What is required =
Repeat every record below exactly, omitting any pictures.

Data listing =
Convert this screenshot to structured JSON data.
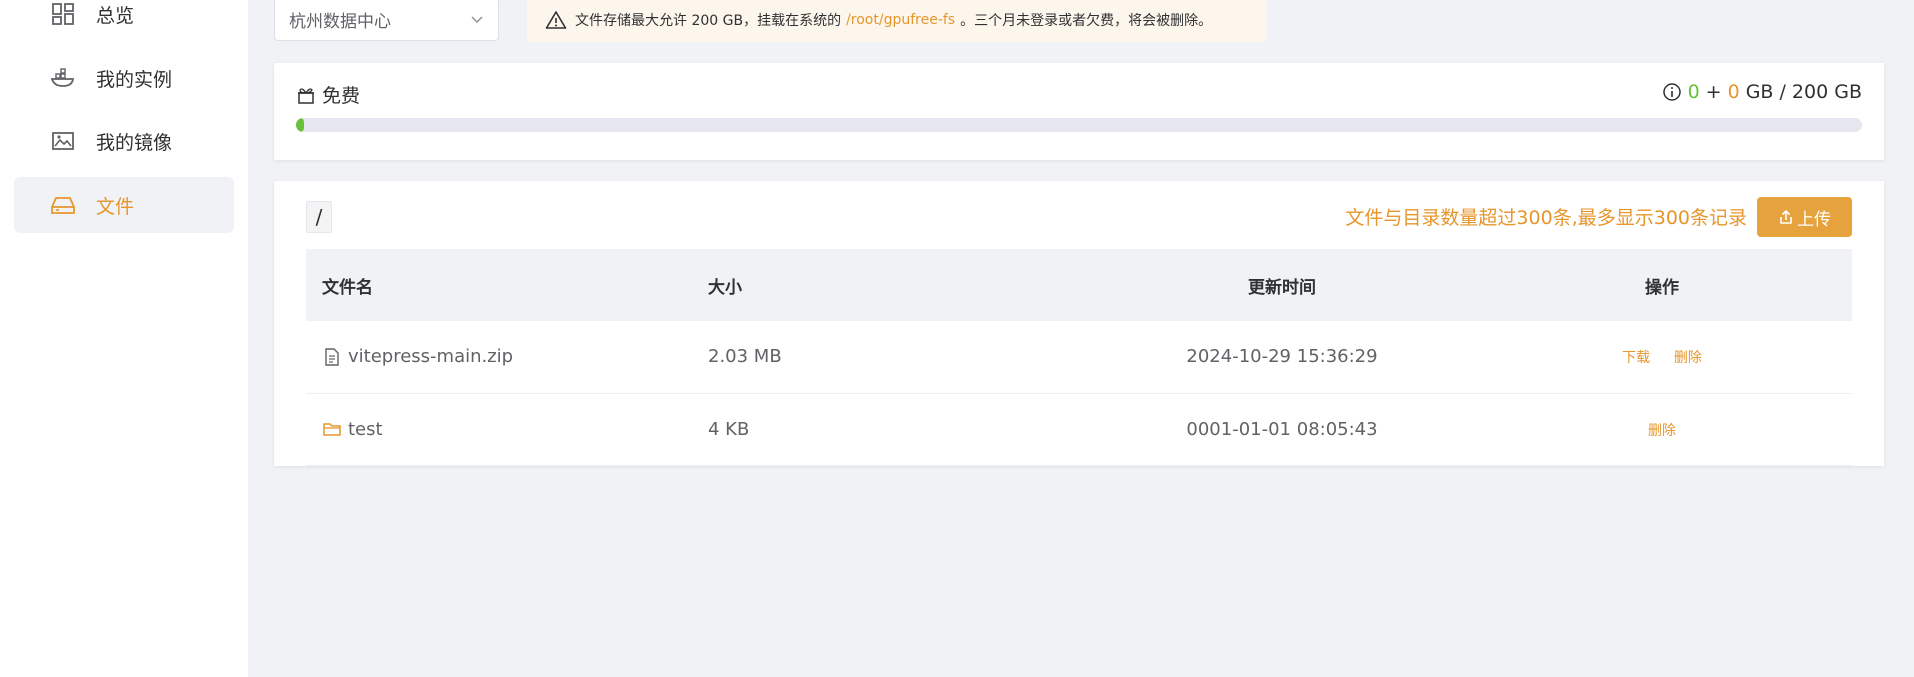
{
  "sidebar": {
    "items": [
      {
        "label": "总览",
        "icon": "dashboard-icon"
      },
      {
        "label": "我的实例",
        "icon": "container-icon"
      },
      {
        "label": "我的镜像",
        "icon": "image-icon"
      },
      {
        "label": "文件",
        "icon": "drive-icon",
        "active": true
      }
    ]
  },
  "region": {
    "selected": "杭州数据中心"
  },
  "notice": {
    "text_before": "文件存储最大允许 200 GB，挂载在系统的",
    "path": "/root/gpufree-fs",
    "text_after": "。三个月未登录或者欠费，将会被删除。"
  },
  "storage": {
    "title": "免费",
    "used_a": "0",
    "plus": "+",
    "used_b": "0",
    "unit_total": "GB / 200 GB",
    "used_fraction": 0.004
  },
  "files": {
    "path": "/",
    "limit_note": "文件与目录数量超过300条,最多显示300条记录",
    "upload_label": "上传",
    "columns": {
      "name": "文件名",
      "size": "大小",
      "time": "更新时间",
      "ops": "操作"
    },
    "rows": [
      {
        "name": "vitepress-main.zip",
        "type": "file",
        "size": "2.03 MB",
        "time": "2024-10-29 15:36:29",
        "download": "下载",
        "delete": "删除"
      },
      {
        "name": "test",
        "type": "folder",
        "size": "4 KB",
        "time": "0001-01-01 08:05:43",
        "delete": "删除"
      }
    ]
  },
  "colors": {
    "accent": "#e6962c",
    "green": "#67c23a"
  }
}
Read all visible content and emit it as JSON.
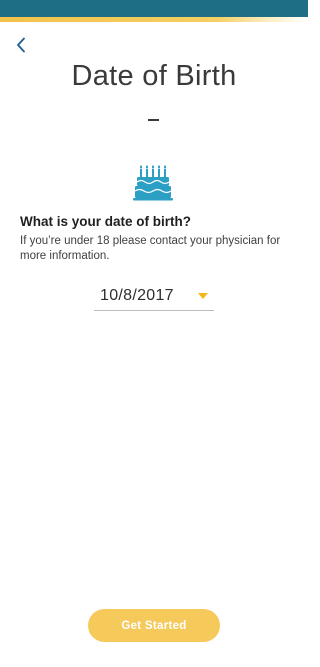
{
  "header": {
    "bar_color": "#1e6f86",
    "accent_color": "#f2c34a",
    "back_icon": "chevron-left-icon"
  },
  "page": {
    "title": "Date of Birth",
    "icon": "birthday-cake-icon",
    "icon_color": "#2b9fc4"
  },
  "form": {
    "question": "What is your date of birth?",
    "helper": "If you’re under 18 please contact your physician for more information.",
    "date_value": "10/8/2017",
    "dropdown_icon": "caret-down-icon",
    "dropdown_color": "#f2b51b"
  },
  "footer": {
    "button_label": "Get Started",
    "button_color": "#f5c95a"
  }
}
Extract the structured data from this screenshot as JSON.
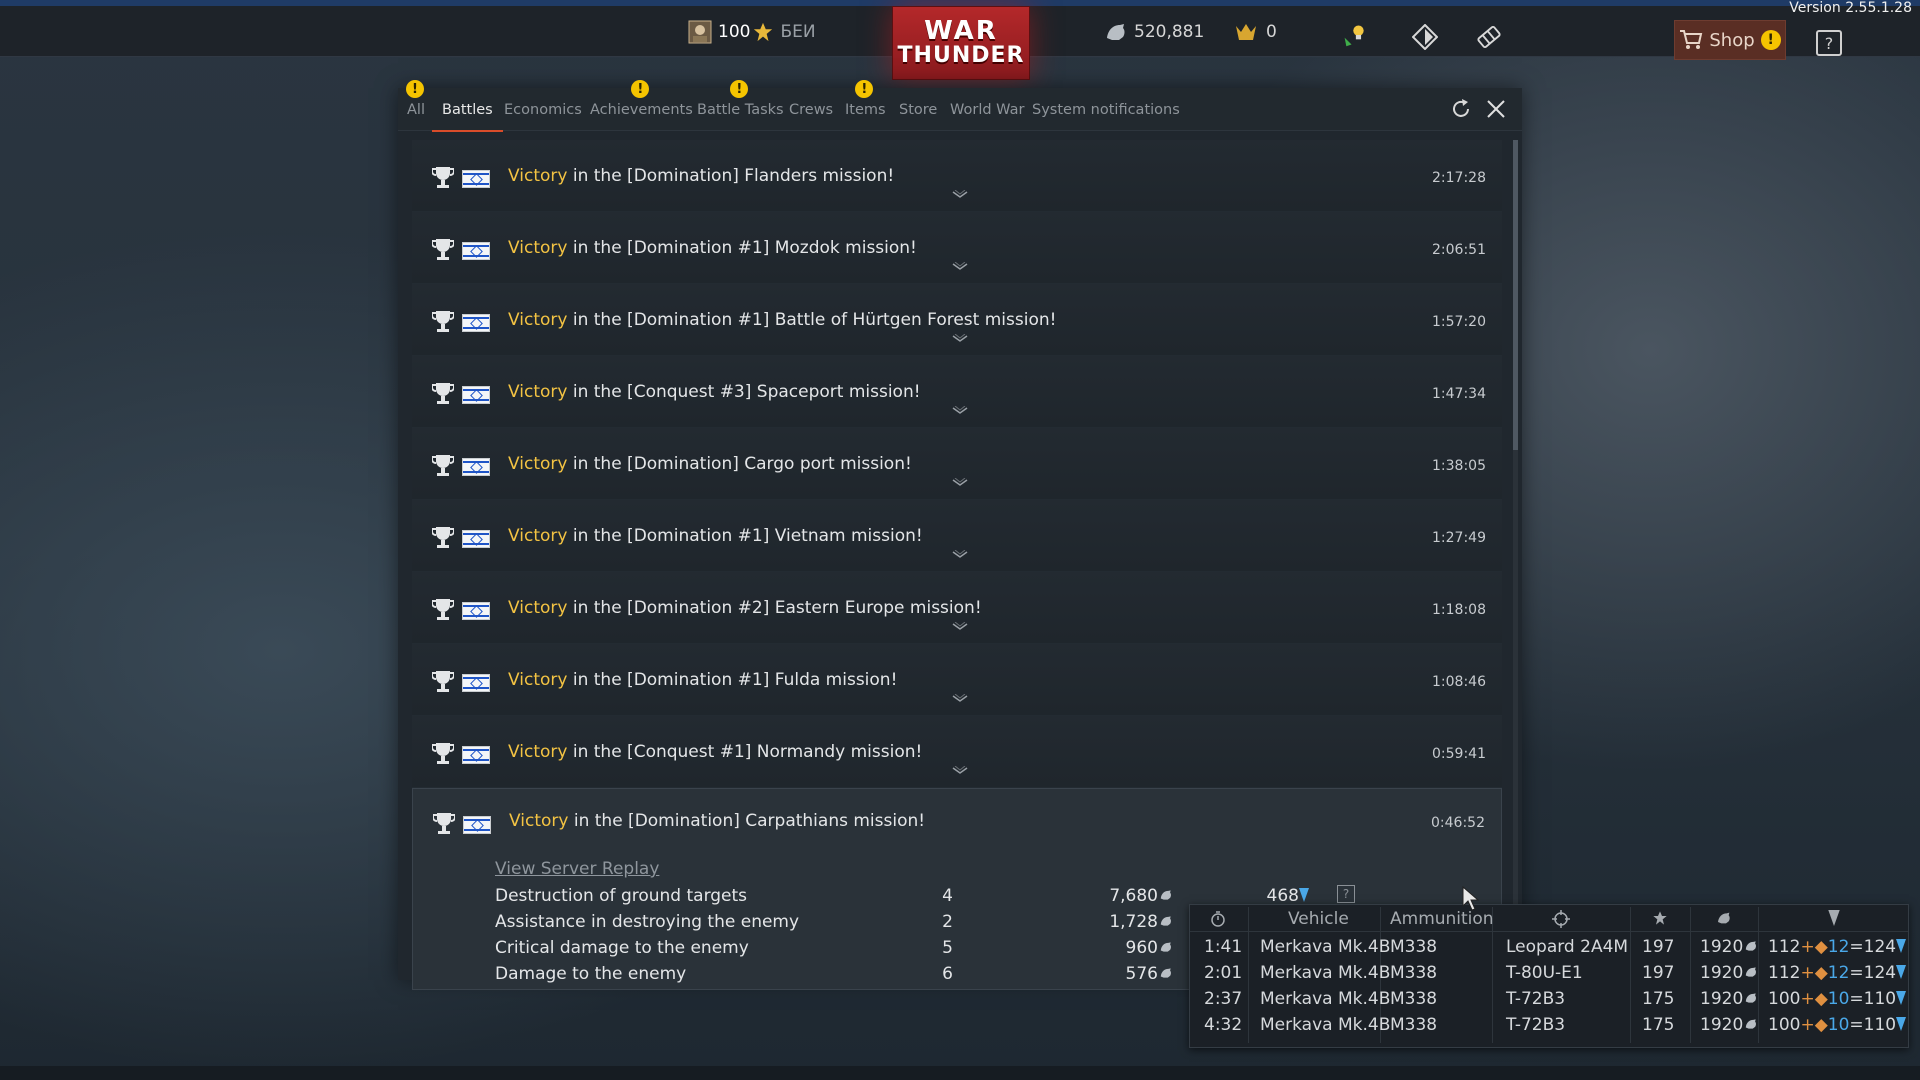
{
  "version": "Version 2.55.1.28",
  "topbar": {
    "rank": "100",
    "rank_suffix": "БЕИ",
    "logo_line1": "WAR",
    "logo_line2": "THUNDER",
    "silver_lions": "520,881",
    "golden_eagles": "0",
    "shop_label": "Shop",
    "shop_badge": "!",
    "help_label": "?"
  },
  "tabs": [
    {
      "label": "All",
      "badge": "!"
    },
    {
      "label": "Battles",
      "badge": ""
    },
    {
      "label": "Economics",
      "badge": ""
    },
    {
      "label": "Achievements",
      "badge": "!"
    },
    {
      "label": "Battle Tasks",
      "badge": "!"
    },
    {
      "label": "Crews",
      "badge": ""
    },
    {
      "label": "Items",
      "badge": "!"
    },
    {
      "label": "Store",
      "badge": ""
    },
    {
      "label": "World War",
      "badge": ""
    },
    {
      "label": "System notifications",
      "badge": ""
    }
  ],
  "battles": [
    {
      "result": "Victory",
      "text": " in the [Domination] Flanders mission!",
      "time": "2:17:28"
    },
    {
      "result": "Victory",
      "text": " in the [Domination #1] Mozdok mission!",
      "time": "2:06:51"
    },
    {
      "result": "Victory",
      "text": " in the [Domination #1] Battle of Hürtgen Forest mission!",
      "time": "1:57:20"
    },
    {
      "result": "Victory",
      "text": " in the [Conquest #3] Spaceport mission!",
      "time": "1:47:34"
    },
    {
      "result": "Victory",
      "text": " in the [Domination] Cargo port mission!",
      "time": "1:38:05"
    },
    {
      "result": "Victory",
      "text": " in the [Domination #1] Vietnam mission!",
      "time": "1:27:49"
    },
    {
      "result": "Victory",
      "text": " in the [Domination #2] Eastern Europe mission!",
      "time": "1:18:08"
    },
    {
      "result": "Victory",
      "text": " in the [Domination #1] Fulda mission!",
      "time": "1:08:46"
    },
    {
      "result": "Victory",
      "text": " in the [Conquest #1] Normandy mission!",
      "time": "0:59:41"
    }
  ],
  "expanded": {
    "result": "Victory",
    "text": " in the [Domination] Carpathians mission!",
    "time": "0:46:52",
    "replay_label": "View Server Replay",
    "stats": [
      {
        "label": "Destruction of ground targets",
        "count": "4",
        "sl": "7,680",
        "rp": "468",
        "help": "?"
      },
      {
        "label": "Assistance in destroying the enemy",
        "count": "2",
        "sl": "1,728"
      },
      {
        "label": "Critical damage to the enemy",
        "count": "5",
        "sl": "960"
      },
      {
        "label": "Damage to the enemy",
        "count": "6",
        "sl": "576"
      }
    ]
  },
  "tooltip": {
    "headers": {
      "vehicle": "Vehicle",
      "ammunition": "Ammunition"
    },
    "rows": [
      {
        "time": "1:41",
        "vehicle": "Merkava Mk.4B",
        "ammo": "M338",
        "target": "Leopard 2A4M",
        "score": "197",
        "sl": "1920",
        "rp_base": "112",
        "rp_bonus": "12",
        "rp_total": "=124"
      },
      {
        "time": "2:01",
        "vehicle": "Merkava Mk.4B",
        "ammo": "M338",
        "target": "T-80U-E1",
        "score": "197",
        "sl": "1920",
        "rp_base": "112",
        "rp_bonus": "12",
        "rp_total": "=124"
      },
      {
        "time": "2:37",
        "vehicle": "Merkava Mk.4B",
        "ammo": "M338",
        "target": "T-72B3",
        "score": "175",
        "sl": "1920",
        "rp_base": "100",
        "rp_bonus": "10",
        "rp_total": "=110"
      },
      {
        "time": "4:32",
        "vehicle": "Merkava Mk.4B",
        "ammo": "M338",
        "target": "T-72B3",
        "score": "175",
        "sl": "1920",
        "rp_base": "100",
        "rp_bonus": "10",
        "rp_total": "=110"
      }
    ]
  },
  "colors": {
    "victory": "#f3c343",
    "accent_tab": "#d84c2a",
    "rp_blue": "#4aa8e8"
  }
}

Result of this task =
Convert this screenshot to structured JSON data.
{
  "sidebar": {
    "items": [
      {
        "label": "总览",
        "icon": "dashboard-icon"
      },
      {
        "label": "我的实例",
        "icon": "container-icon"
      },
      {
        "label": "我的镜像",
        "icon": "image-icon"
      },
      {
        "label": "文件",
        "icon": "drive-icon",
        "active": true
      }
    ]
  },
  "region": {
    "selected": "杭州数据中心"
  },
  "notice": {
    "text_before": "文件存储最大允许 200 GB，挂载在系统的",
    "path": "/root/gpufree-fs",
    "text_after": "。三个月未登录或者欠费，将会被删除。"
  },
  "storage": {
    "title": "免费",
    "used_a": "0",
    "plus": "+",
    "used_b": "0",
    "unit_total": "GB / 200 GB",
    "used_fraction": 0.004
  },
  "files": {
    "path": "/",
    "limit_note": "文件与目录数量超过300条,最多显示300条记录",
    "upload_label": "上传",
    "columns": {
      "name": "文件名",
      "size": "大小",
      "time": "更新时间",
      "ops": "操作"
    },
    "rows": [
      {
        "name": "vitepress-main.zip",
        "type": "file",
        "size": "2.03 MB",
        "time": "2024-10-29 15:36:29",
        "download": "下载",
        "delete": "删除"
      },
      {
        "name": "test",
        "type": "folder",
        "size": "4 KB",
        "time": "0001-01-01 08:05:43",
        "delete": "删除"
      }
    ]
  },
  "colors": {
    "accent": "#e6962c",
    "green": "#67c23a"
  }
}
Read all visible content and emit it as JSON.
{
  "header": {
    "bar_color": "#1e6f86",
    "accent_color": "#f2c34a",
    "back_icon": "chevron-left-icon"
  },
  "page": {
    "title": "Date of Birth",
    "icon": "birthday-cake-icon",
    "icon_color": "#2b9fc4"
  },
  "form": {
    "question": "What is your date of birth?",
    "helper": "If you’re under 18 please contact your physician for more information.",
    "date_value": "10/8/2017",
    "dropdown_icon": "caret-down-icon",
    "dropdown_color": "#f2b51b"
  },
  "footer": {
    "button_label": "Get Started",
    "button_color": "#f5c95a"
  }
}
Extract the structured data from this screenshot as JSON.
{
  "version": "Version 2.55.1.28",
  "topbar": {
    "rank": "100",
    "rank_suffix": "БЕИ",
    "logo_line1": "WAR",
    "logo_line2": "THUNDER",
    "silver_lions": "520,881",
    "golden_eagles": "0",
    "shop_label": "Shop",
    "shop_badge": "!",
    "help_label": "?"
  },
  "tabs": [
    {
      "label": "All",
      "badge": "!"
    },
    {
      "label": "Battles",
      "badge": ""
    },
    {
      "label": "Economics",
      "badge": ""
    },
    {
      "label": "Achievements",
      "badge": "!"
    },
    {
      "label": "Battle Tasks",
      "badge": "!"
    },
    {
      "label": "Crews",
      "badge": ""
    },
    {
      "label": "Items",
      "badge": "!"
    },
    {
      "label": "Store",
      "badge": ""
    },
    {
      "label": "World War",
      "badge": ""
    },
    {
      "label": "System notifications",
      "badge": ""
    }
  ],
  "battles": [
    {
      "result": "Victory",
      "text": " in the [Domination] Flanders mission!",
      "time": "2:17:28"
    },
    {
      "result": "Victory",
      "text": " in the [Domination #1] Mozdok mission!",
      "time": "2:06:51"
    },
    {
      "result": "Victory",
      "text": " in the [Domination #1] Battle of Hürtgen Forest mission!",
      "time": "1:57:20"
    },
    {
      "result": "Victory",
      "text": " in the [Conquest #3] Spaceport mission!",
      "time": "1:47:34"
    },
    {
      "result": "Victory",
      "text": " in the [Domination] Cargo port mission!",
      "time": "1:38:05"
    },
    {
      "result": "Victory",
      "text": " in the [Domination #1] Vietnam mission!",
      "time": "1:27:49"
    },
    {
      "result": "Victory",
      "text": " in the [Domination #2] Eastern Europe mission!",
      "time": "1:18:08"
    },
    {
      "result": "Victory",
      "text": " in the [Domination #1] Fulda mission!",
      "time": "1:08:46"
    },
    {
      "result": "Victory",
      "text": " in the [Conquest #1] Normandy mission!",
      "time": "0:59:41"
    }
  ],
  "expanded": {
    "result": "Victory",
    "text": " in the [Domination] Carpathians mission!",
    "time": "0:46:52",
    "replay_label": "View Server Replay",
    "stats": [
      {
        "label": "Destruction of ground targets",
        "count": "4",
        "sl": "7,680",
        "rp": "468",
        "help": "?"
      },
      {
        "label": "Assistance in destroying the enemy",
        "count": "2",
        "sl": "1,728"
      },
      {
        "label": "Critical damage to the enemy",
        "count": "5",
        "sl": "960"
      },
      {
        "label": "Damage to the enemy",
        "count": "6",
        "sl": "576"
      }
    ]
  },
  "tooltip": {
    "headers": {
      "vehicle": "Vehicle",
      "ammunition": "Ammunition"
    },
    "rows": [
      {
        "time": "1:41",
        "vehicle": "Merkava Mk.4B",
        "ammo": "M338",
        "target": "Leopard 2A4M",
        "score": "197",
        "sl": "1920",
        "rp_base": "112",
        "rp_bonus": "12",
        "rp_total": "=124"
      },
      {
        "time": "2:01",
        "vehicle": "Merkava Mk.4B",
        "ammo": "M338",
        "target": "T-80U-E1",
        "score": "197",
        "sl": "1920",
        "rp_base": "112",
        "rp_bonus": "12",
        "rp_total": "=124"
      },
      {
        "time": "2:37",
        "vehicle": "Merkava Mk.4B",
        "ammo": "M338",
        "target": "T-72B3",
        "score": "175",
        "sl": "1920",
        "rp_base": "100",
        "rp_bonus": "10",
        "rp_total": "=110"
      },
      {
        "time": "4:32",
        "vehicle": "Merkava Mk.4B",
        "ammo": "M338",
        "target": "T-72B3",
        "score": "175",
        "sl": "1920",
        "rp_base": "100",
        "rp_bonus": "10",
        "rp_total": "=110"
      }
    ]
  },
  "colors": {
    "victory": "#f3c343",
    "accent_tab": "#d84c2a",
    "rp_blue": "#4aa8e8"
  }
}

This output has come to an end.